__STORED RECORDS__:
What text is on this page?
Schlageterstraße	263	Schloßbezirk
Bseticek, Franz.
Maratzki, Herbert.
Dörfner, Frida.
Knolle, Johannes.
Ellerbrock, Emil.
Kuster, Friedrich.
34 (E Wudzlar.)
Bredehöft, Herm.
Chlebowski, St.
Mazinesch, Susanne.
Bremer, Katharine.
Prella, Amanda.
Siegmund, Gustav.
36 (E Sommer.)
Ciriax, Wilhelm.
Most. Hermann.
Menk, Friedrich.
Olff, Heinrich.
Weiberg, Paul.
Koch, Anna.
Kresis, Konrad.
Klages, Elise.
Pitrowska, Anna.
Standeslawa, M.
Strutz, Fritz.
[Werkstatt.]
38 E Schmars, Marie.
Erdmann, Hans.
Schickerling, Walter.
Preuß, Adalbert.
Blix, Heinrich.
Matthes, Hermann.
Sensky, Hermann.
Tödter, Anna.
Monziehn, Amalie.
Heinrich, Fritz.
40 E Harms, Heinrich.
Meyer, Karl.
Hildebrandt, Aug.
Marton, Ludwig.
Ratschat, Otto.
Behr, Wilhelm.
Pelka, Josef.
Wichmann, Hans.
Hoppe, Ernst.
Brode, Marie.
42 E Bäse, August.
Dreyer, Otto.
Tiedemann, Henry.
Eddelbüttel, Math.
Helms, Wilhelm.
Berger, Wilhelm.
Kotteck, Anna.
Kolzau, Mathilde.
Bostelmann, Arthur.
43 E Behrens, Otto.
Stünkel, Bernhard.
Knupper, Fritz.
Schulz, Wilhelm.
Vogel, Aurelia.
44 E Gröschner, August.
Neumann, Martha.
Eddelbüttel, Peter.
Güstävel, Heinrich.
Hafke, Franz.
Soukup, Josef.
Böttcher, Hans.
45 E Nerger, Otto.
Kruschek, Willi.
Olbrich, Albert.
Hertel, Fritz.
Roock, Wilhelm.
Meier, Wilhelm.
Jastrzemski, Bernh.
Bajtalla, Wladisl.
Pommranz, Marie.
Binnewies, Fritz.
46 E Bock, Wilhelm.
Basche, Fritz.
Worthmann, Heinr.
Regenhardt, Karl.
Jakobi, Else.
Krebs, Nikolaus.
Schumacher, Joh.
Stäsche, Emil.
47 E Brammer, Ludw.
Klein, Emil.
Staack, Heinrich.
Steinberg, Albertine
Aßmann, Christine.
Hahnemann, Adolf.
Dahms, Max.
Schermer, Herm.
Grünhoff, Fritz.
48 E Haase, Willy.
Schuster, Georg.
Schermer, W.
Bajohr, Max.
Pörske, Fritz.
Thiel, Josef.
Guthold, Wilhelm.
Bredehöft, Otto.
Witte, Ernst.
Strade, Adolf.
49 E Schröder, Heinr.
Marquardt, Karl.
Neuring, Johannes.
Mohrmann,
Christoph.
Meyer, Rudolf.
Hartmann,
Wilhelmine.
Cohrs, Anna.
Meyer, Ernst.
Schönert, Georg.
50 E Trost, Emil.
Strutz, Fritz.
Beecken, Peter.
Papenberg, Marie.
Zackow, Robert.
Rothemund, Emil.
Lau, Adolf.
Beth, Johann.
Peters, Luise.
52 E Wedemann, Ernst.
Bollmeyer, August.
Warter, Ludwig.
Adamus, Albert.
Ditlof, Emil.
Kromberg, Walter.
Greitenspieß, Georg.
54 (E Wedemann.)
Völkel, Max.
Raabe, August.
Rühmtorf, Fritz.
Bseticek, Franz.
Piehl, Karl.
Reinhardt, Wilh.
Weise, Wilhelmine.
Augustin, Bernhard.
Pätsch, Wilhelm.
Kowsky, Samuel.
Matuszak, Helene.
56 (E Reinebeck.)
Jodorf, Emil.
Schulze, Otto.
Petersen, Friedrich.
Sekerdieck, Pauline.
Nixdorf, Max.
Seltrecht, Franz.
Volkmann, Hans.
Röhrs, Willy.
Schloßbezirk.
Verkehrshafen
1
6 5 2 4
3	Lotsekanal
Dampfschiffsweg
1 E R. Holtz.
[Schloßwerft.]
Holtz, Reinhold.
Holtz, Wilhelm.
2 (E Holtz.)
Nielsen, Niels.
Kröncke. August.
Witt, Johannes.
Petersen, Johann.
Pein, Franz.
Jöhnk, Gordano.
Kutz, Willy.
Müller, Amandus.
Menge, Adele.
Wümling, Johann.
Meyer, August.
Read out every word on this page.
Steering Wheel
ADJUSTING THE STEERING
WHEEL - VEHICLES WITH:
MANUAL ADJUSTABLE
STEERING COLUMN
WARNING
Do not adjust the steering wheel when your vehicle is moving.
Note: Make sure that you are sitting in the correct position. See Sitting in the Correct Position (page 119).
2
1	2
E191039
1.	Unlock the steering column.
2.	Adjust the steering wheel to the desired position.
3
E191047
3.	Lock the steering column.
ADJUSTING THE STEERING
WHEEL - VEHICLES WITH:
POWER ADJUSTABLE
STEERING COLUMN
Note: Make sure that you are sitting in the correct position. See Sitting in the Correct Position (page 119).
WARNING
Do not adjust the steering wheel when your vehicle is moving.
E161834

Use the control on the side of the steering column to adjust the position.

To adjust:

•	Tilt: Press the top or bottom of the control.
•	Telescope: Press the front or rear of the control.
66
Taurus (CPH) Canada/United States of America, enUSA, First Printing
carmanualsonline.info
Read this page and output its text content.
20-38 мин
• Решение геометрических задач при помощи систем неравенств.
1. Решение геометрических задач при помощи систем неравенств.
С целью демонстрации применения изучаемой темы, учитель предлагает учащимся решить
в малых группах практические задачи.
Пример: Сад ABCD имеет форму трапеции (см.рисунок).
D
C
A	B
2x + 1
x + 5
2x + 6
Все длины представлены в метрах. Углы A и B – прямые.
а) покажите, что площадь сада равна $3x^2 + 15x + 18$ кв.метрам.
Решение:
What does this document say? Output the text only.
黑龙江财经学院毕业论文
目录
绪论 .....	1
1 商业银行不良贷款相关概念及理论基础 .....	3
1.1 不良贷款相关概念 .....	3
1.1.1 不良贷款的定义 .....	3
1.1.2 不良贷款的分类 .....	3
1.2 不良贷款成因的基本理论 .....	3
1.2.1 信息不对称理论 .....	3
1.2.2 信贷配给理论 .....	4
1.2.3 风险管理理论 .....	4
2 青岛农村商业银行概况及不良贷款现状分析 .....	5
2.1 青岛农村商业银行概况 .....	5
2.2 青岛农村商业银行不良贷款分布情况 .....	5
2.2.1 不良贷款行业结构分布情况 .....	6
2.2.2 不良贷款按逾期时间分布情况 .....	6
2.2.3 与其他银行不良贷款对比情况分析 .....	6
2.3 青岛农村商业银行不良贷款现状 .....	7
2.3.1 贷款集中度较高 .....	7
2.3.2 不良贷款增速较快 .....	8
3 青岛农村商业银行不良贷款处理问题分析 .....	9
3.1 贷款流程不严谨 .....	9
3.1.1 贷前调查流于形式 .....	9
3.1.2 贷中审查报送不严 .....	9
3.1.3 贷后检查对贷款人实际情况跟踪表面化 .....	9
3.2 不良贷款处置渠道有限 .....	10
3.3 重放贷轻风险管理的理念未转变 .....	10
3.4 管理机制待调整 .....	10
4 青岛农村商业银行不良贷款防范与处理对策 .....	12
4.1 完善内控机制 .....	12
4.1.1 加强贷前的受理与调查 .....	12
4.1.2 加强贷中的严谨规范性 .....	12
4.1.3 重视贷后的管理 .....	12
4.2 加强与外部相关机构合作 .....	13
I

__WRITTEN INSTRUCTION__: Copy each line of the entries that includes the word "text".

__RESULT FOR THIS EXERCISE__:
What text is on this page?
Read this page and output its text content.
What does this document say? Output the text only.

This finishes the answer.